┌──

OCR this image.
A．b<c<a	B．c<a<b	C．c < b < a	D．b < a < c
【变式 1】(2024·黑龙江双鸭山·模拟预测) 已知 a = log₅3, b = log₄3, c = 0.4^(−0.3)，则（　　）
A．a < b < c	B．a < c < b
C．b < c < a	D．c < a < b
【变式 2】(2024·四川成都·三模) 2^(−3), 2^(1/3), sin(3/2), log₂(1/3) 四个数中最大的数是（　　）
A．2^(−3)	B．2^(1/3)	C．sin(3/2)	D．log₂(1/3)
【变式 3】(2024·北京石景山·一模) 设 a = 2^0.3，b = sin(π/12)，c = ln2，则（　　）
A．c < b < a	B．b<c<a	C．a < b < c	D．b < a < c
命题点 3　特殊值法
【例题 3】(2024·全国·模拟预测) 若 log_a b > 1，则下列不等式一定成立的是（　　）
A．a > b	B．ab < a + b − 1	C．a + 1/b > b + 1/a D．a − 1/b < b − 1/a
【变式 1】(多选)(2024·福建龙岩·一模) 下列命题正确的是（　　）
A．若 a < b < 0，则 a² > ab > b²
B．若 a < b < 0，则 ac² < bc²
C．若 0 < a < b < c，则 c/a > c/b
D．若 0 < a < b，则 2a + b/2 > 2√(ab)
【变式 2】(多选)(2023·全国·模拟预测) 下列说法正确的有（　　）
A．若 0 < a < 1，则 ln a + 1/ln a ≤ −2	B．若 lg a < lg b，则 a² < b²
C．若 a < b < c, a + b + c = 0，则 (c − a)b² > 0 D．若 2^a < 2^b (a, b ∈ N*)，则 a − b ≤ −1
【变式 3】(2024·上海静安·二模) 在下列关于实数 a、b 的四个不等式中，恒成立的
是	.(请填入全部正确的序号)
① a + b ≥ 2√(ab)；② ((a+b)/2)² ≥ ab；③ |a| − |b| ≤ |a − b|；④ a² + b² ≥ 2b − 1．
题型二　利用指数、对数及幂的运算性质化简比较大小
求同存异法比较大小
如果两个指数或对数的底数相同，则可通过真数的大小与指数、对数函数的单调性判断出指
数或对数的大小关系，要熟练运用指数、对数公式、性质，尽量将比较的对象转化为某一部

└──

» **Request**: Print out every entry, keeping each one exact.

» **Expected answer**:
OCR this image.
A．b<c<a	B．c<a<b	C．c < b < a	D．b < a < c
【变式 1】(2024·黑龙江双鸭山·模拟预测) 已知 a = log₅3, b = log₄3, c = 0.4^(−0.3)，则（　　）
A．a < b < c	B．a < c < b
C．b < c < a	D．c < a < b
【变式 2】(2024·四川成都·三模) 2^(−3), 2^(1/3), sin(3/2), log₂(1/3) 四个数中最大的数是（　　）
A．2^(−3)	B．2^(1/3)	C．sin(3/2)	D．log₂(1/3)
【变式 3】(2024·北京石景山·一模) 设 a = 2^0.3，b = sin(π/12)，c = ln2，则（　　）
A．c < b < a	B．b<c<a	C．a < b < c	D．b < a < c
命题点 3　特殊值法
【例题 3】(2024·全国·模拟预测) 若 log_a b > 1，则下列不等式一定成立的是（　　）
A．a > b	B．ab < a + b − 1	C．a + 1/b > b + 1/a D．a − 1/b < b − 1/a
【变式 1】(多选)(2024·福建龙岩·一模) 下列命题正确的是（　　）
A．若 a < b < 0，则 a² > ab > b²
B．若 a < b < 0，则 ac² < bc²
C．若 0 < a < b < c，则 c/a > c/b
D．若 0 < a < b，则 2a + b/2 > 2√(ab)
【变式 2】(多选)(2023·全国·模拟预测) 下列说法正确的有（　　）
A．若 0 < a < 1，则 ln a + 1/ln a ≤ −2	B．若 lg a < lg b，则 a² < b²
C．若 a < b < c, a + b + c = 0，则 (c − a)b² > 0 D．若 2^a < 2^b (a, b ∈ N*)，则 a − b ≤ −1
【变式 3】(2024·上海静安·二模) 在下列关于实数 a、b 的四个不等式中，恒成立的
是	.(请填入全部正确的序号)
① a + b ≥ 2√(ab)；② ((a+b)/2)² ≥ ab；③ |a| − |b| ≤ |a − b|；④ a² + b² ≥ 2b − 1．
题型二　利用指数、对数及幂的运算性质化简比较大小
求同存异法比较大小
如果两个指数或对数的底数相同，则可通过真数的大小与指数、对数函数的单调性判断出指
数或对数的大小关系，要熟练运用指数、对数公式、性质，尽量将比较的对象转化为某一部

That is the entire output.